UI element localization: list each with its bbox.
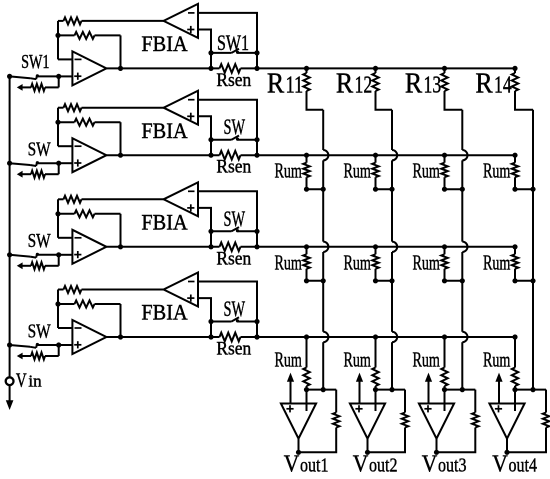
svg-text:11: 11	[286, 71, 304, 98]
resistor col1 output feedback	[299, 390, 340, 453]
resistor Rum row2 col4	[512, 155, 533, 189]
wire FBIA row1 inverting input	[198, 13, 257, 53]
node Rum row2 col2 corner	[373, 187, 378, 192]
svg-text:Rum: Rum	[344, 348, 372, 372]
label Vout2	[353, 451, 398, 478]
node col3 column bottom	[460, 387, 465, 392]
svg-text:Rum: Rum	[483, 250, 511, 274]
label Vin	[16, 370, 42, 392]
svg-text:Rsen: Rsen	[216, 339, 251, 360]
wire row2 horizontal line	[106, 154, 515, 156]
node col4 output	[504, 450, 509, 455]
svg-text:SW1: SW1	[217, 30, 249, 55]
node col1 output	[296, 450, 301, 455]
wire row2 Rsen left leg	[210, 140, 212, 156]
label R13	[405, 68, 441, 99]
resistor row1 op-amp feedback	[58, 32, 121, 69]
node row2 Rsen right	[254, 153, 259, 158]
node row3 Rsen right upper	[254, 229, 259, 234]
svg-text:Rum: Rum	[275, 348, 303, 372]
switch SW row2 input	[10, 161, 59, 166]
wire row3 horizontal line	[106, 246, 515, 248]
node row1 feedback junction	[55, 33, 60, 38]
wire row1 Rsen left leg	[210, 53, 212, 69]
source Vin terminal circle	[6, 377, 14, 385]
wire FBIA row4 inverting input	[198, 282, 257, 322]
wire row1 horizontal line	[106, 67, 515, 69]
svg-text:SW1: SW1	[21, 51, 49, 73]
wire col2 bottom junction	[376, 389, 406, 391]
node col1 Rum bottom	[304, 387, 309, 392]
svg-text:FBIA: FBIA	[141, 32, 187, 56]
label Vout3	[422, 451, 467, 478]
wire col2 amp output	[367, 439, 369, 453]
switch SW1 row1 input	[10, 74, 59, 79]
node Rum row2 col3 top	[442, 153, 447, 158]
node Rum row3 col2 top	[373, 244, 378, 249]
resistor row3 op-amp feedback	[58, 210, 121, 247]
node Rum row3 col2 corner	[373, 278, 378, 283]
node row3 noninverting junction	[56, 252, 61, 257]
wire row3 Rsen left leg	[210, 231, 212, 247]
resistor Rum row2 col3	[441, 155, 462, 189]
node col3 Rum bottom	[442, 387, 447, 392]
svg-text:Rum: Rum	[483, 159, 511, 183]
node Rum row3 col3 top	[442, 244, 447, 249]
svg-text:out1: out1	[300, 455, 329, 477]
svg-text:Rum: Rum	[413, 159, 441, 183]
node Rum row2 col1 junction	[321, 187, 326, 192]
svg-text:V: V	[492, 451, 508, 478]
resistor Rsen row2	[220, 151, 241, 160]
wire row1 noninverting input	[59, 75, 73, 77]
op-amp A1	[72, 51, 106, 85]
svg-text:SW: SW	[28, 230, 52, 252]
node row1 op-amp output	[118, 66, 123, 71]
wire FBIA row2 inverting input	[198, 100, 257, 140]
svg-text:V: V	[353, 451, 369, 478]
svg-text:Rum: Rum	[483, 348, 511, 372]
node row3 Rsen right	[254, 244, 259, 249]
op-amp output buffer col3	[419, 404, 454, 439]
node bus row3	[7, 252, 12, 257]
svg-text:out3: out3	[438, 455, 467, 477]
node Rum row2 col3 corner	[442, 187, 447, 192]
node R11 top	[304, 66, 309, 71]
node Rum row2 col3 junction	[460, 187, 465, 192]
svg-text:SW: SW	[224, 114, 246, 139]
node R12 top	[373, 66, 378, 71]
wire col1 amp output	[298, 439, 300, 453]
node Rum row3 col4 corner	[512, 278, 517, 283]
wire col3 bottom junction	[445, 389, 476, 391]
node row4 feedback junction	[55, 301, 60, 306]
wire column 1 vertical with hops	[323, 110, 328, 390]
resistor row1 top feedback	[58, 17, 164, 24]
node Rum row2 col1 top	[304, 153, 309, 158]
resistor Rum row2 col2	[372, 155, 392, 189]
resistor Rum row4 col4	[512, 337, 518, 390]
wire column 3 vertical with hops	[462, 110, 467, 390]
label R12	[336, 68, 372, 99]
svg-text:Rsen: Rsen	[216, 70, 251, 91]
wire row3 inverting branch	[58, 199, 72, 238]
node bus row1	[7, 74, 12, 79]
switch SW row3 feedback	[211, 227, 257, 232]
wire col3 amp inverting input	[444, 390, 446, 411]
wire column 2 vertical with hops	[392, 110, 397, 390]
node Rum row2 col1 corner	[304, 187, 309, 192]
svg-text:12: 12	[355, 71, 373, 98]
node Rum row3 col1 corner	[304, 278, 309, 283]
node row3 op-amp output	[118, 244, 123, 249]
resistor Rsen row1	[220, 64, 241, 73]
wire FBIA row3 inverting input	[198, 191, 257, 231]
arrow col2 reference input	[356, 373, 363, 404]
node row3 Rsen left	[208, 244, 213, 249]
node Rum row3 col1 junction	[321, 278, 326, 283]
resistor Rsen row3	[220, 243, 241, 252]
node Rum row2 col4 corner	[512, 187, 517, 192]
wire row2 Rsen right leg	[256, 140, 258, 156]
resistor Rum row2 col1	[303, 155, 323, 189]
svg-text:R: R	[405, 68, 423, 99]
wire below Vin terminal	[9, 385, 11, 401]
svg-text:SW: SW	[224, 296, 246, 321]
switch SW row4 input	[10, 343, 59, 348]
node Rum row4 col1 top	[304, 334, 309, 339]
svg-text:Rum: Rum	[275, 250, 303, 274]
resistor Rum row3 col1	[303, 247, 323, 281]
wire row4 Rsen right leg	[256, 322, 258, 338]
op-amp output buffer col1	[281, 404, 316, 439]
node row4 Rsen left upper	[208, 319, 213, 324]
svg-text:Rum: Rum	[344, 159, 372, 183]
resistor Rum row4 col3	[441, 337, 447, 390]
node row4 Rsen left	[208, 334, 213, 339]
resistor R12	[372, 68, 392, 109]
svg-text:SW: SW	[28, 139, 52, 161]
label R14	[475, 68, 511, 99]
node Rum row3 col3 junction	[460, 278, 465, 283]
resistor col2 output feedback	[368, 390, 409, 453]
resistor row2 top feedback	[58, 104, 164, 111]
wire FBIA row3 noninverting input	[198, 208, 211, 231]
svg-text:Rsen: Rsen	[216, 157, 251, 178]
node row2 feedback junction	[55, 120, 60, 125]
wire row4 noninverting input	[59, 344, 73, 346]
svg-text:out4: out4	[509, 455, 538, 477]
svg-text:Rum: Rum	[413, 250, 441, 274]
node Rum row2 col2 top	[373, 153, 378, 158]
node Rum row3 col1 top	[304, 244, 309, 249]
svg-text:13: 13	[424, 71, 442, 98]
label Vout1	[284, 451, 329, 478]
resistor with arrow row2	[17, 163, 59, 178]
switch SW row2 feedback	[211, 136, 257, 141]
wire col4 amp output	[506, 439, 508, 453]
svg-text:Rum: Rum	[275, 159, 303, 183]
svg-text:R: R	[267, 68, 285, 99]
resistor with arrow row1	[17, 76, 59, 91]
resistor Rum row3 col2	[372, 247, 392, 281]
node Rum row3 col4 junction	[530, 278, 535, 283]
op-amp A2	[72, 138, 106, 172]
node col1 column bottom	[321, 387, 326, 392]
node row2 Rsen left upper	[208, 137, 213, 142]
node col4 column bottom	[530, 387, 535, 392]
wire col1 bottom junction	[307, 389, 337, 391]
resistor R11	[303, 68, 323, 109]
svg-text:FBIA: FBIA	[141, 119, 187, 143]
node Rum row3 col4 top	[512, 244, 517, 249]
wire col1 amp inverting input	[306, 390, 308, 411]
svg-text:SW: SW	[28, 320, 52, 342]
node Rum row2 col4 top	[512, 153, 517, 158]
svg-text:FBIA: FBIA	[141, 211, 187, 235]
wire col3 amp output	[436, 439, 438, 453]
node col2 Rum bottom	[373, 387, 378, 392]
resistor Rum row4 col1	[303, 337, 309, 390]
op-amp FBIA row3	[164, 182, 198, 216]
wire row1 Rsen right leg	[256, 53, 258, 69]
arrow Vin down	[6, 400, 14, 410]
node row1 Rsen right upper	[254, 50, 259, 55]
node bus row2	[7, 161, 12, 166]
svg-text:R: R	[475, 68, 493, 99]
resistor row2 op-amp feedback	[58, 119, 121, 156]
svg-text:R: R	[336, 68, 354, 99]
node row4 Rsen right	[254, 334, 259, 339]
svg-text:Rum: Rum	[344, 250, 372, 274]
svg-text:FBIA: FBIA	[141, 301, 187, 325]
node row1 noninverting junction	[56, 74, 61, 79]
op-amp output buffer col2	[350, 404, 385, 439]
wire Vin bus vertical	[9, 76, 11, 377]
label R11	[267, 68, 303, 99]
wire row3 Rsen right leg	[256, 231, 258, 247]
resistor Rum row3 col3	[441, 247, 462, 281]
svg-text:V: V	[16, 370, 27, 392]
wire FBIA row4 noninverting input	[198, 298, 211, 321]
wire row4 Rsen left leg	[210, 322, 212, 338]
resistor col4 output feedback	[507, 390, 549, 453]
wire row2 inverting branch	[58, 108, 72, 147]
svg-text:Rum: Rum	[413, 348, 441, 372]
node Rum row2 col2 junction	[389, 187, 394, 192]
svg-text:SW: SW	[224, 206, 246, 231]
svg-text:out2: out2	[369, 455, 398, 477]
node R14 top	[512, 66, 517, 71]
node col2 column bottom	[389, 387, 394, 392]
wire row1 inverting branch	[58, 21, 72, 60]
op-amp A4	[72, 320, 106, 354]
wire row3 noninverting input	[59, 254, 73, 256]
wire col2 amp inverting input	[375, 390, 377, 411]
node Rum row4 col4 top	[512, 334, 517, 339]
resistor with arrow row4	[17, 345, 59, 360]
svg-text:V: V	[422, 451, 438, 478]
node Rum row3 col2 junction	[389, 278, 394, 283]
resistor Rum row4 col2	[372, 337, 378, 390]
svg-text:in: in	[28, 372, 42, 391]
node row3 feedback junction	[55, 211, 60, 216]
node row2 Rsen right upper	[254, 137, 259, 142]
switch SW row4 feedback	[211, 317, 257, 322]
op-amp output buffer col4	[489, 404, 524, 439]
switch SW row3 input	[10, 253, 59, 258]
node row2 Rsen left	[208, 153, 213, 158]
node row1 Rsen right	[254, 66, 259, 71]
resistor with arrow row3	[17, 255, 59, 269]
resistor col3 output feedback	[437, 390, 479, 453]
node col3 output	[434, 450, 439, 455]
node Rum row3 col3 corner	[442, 278, 447, 283]
node row2 noninverting junction	[56, 161, 61, 166]
resistor R14	[512, 68, 533, 109]
node col2 output	[365, 450, 370, 455]
node row4 Rsen right upper	[254, 319, 259, 324]
node Rum row2 col4 junction	[530, 187, 535, 192]
arrow col3 reference input	[425, 373, 432, 404]
node Rum row4 col3 top	[442, 334, 447, 339]
op-amp FBIA row4	[164, 273, 198, 307]
node row4 noninverting junction	[56, 342, 61, 347]
wire FBIA row1 noninverting input	[198, 30, 211, 53]
node bus row4	[7, 342, 12, 347]
arrow col4 reference input	[495, 373, 502, 404]
node row3 Rsen left upper	[208, 229, 213, 234]
op-amp FBIA row1	[164, 4, 198, 38]
wire FBIA row2 noninverting input	[198, 116, 211, 139]
wire row4 inverting branch	[58, 290, 72, 329]
wire row4 horizontal line	[106, 336, 515, 338]
node R13 top	[442, 66, 447, 71]
wire column 4 vertical with hops	[532, 110, 534, 390]
node row1 Rsen left upper	[208, 50, 213, 55]
op-amp FBIA row2	[164, 91, 198, 125]
arrow col1 reference input	[287, 373, 294, 404]
svg-text:14: 14	[494, 71, 512, 98]
node Rum row4 col2 top	[373, 334, 378, 339]
wire col4 bottom junction	[515, 389, 546, 391]
node row1 Rsen left	[208, 66, 213, 71]
node row4 op-amp output	[118, 334, 123, 339]
svg-text:Rsen: Rsen	[216, 248, 251, 269]
resistor row4 top feedback	[58, 286, 164, 293]
op-amp A3	[72, 230, 106, 264]
wire row2 noninverting input	[59, 162, 73, 164]
resistor row3 top feedback	[58, 196, 164, 203]
svg-text:V: V	[284, 451, 300, 478]
resistor Rum row3 col4	[512, 247, 533, 281]
wire col4 amp inverting input	[514, 390, 516, 411]
node row2 op-amp output	[118, 153, 123, 158]
resistor row4 op-amp feedback	[58, 301, 121, 338]
resistor R13	[441, 68, 462, 109]
node col4 Rum bottom	[512, 387, 517, 392]
switch SW1 row1 feedback	[211, 49, 257, 54]
label Vout4	[492, 451, 537, 478]
resistor Rsen row4	[220, 333, 241, 342]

:::::

■ **TASK REQUIREMENTS**
Give as a numbered list, with blank lines left out, the part of the data that opens with the line containing "71, 304, 98]" and closes with the line containing "348, 372, 372]".

■ **RESULT FOR THIS EXERCISE**
1. svg-text:11: 11	[286, 71, 304, 98]
2. resistor col1 output feedback	[299, 390, 340, 453]
3. resistor Rum row2 col4	[512, 155, 533, 189]
4. wire FBIA row1 inverting input	[198, 13, 257, 53]
5. node Rum row2 col2 corner	[373, 187, 378, 192]
6. svg-text:Rum: Rum	[344, 348, 372, 372]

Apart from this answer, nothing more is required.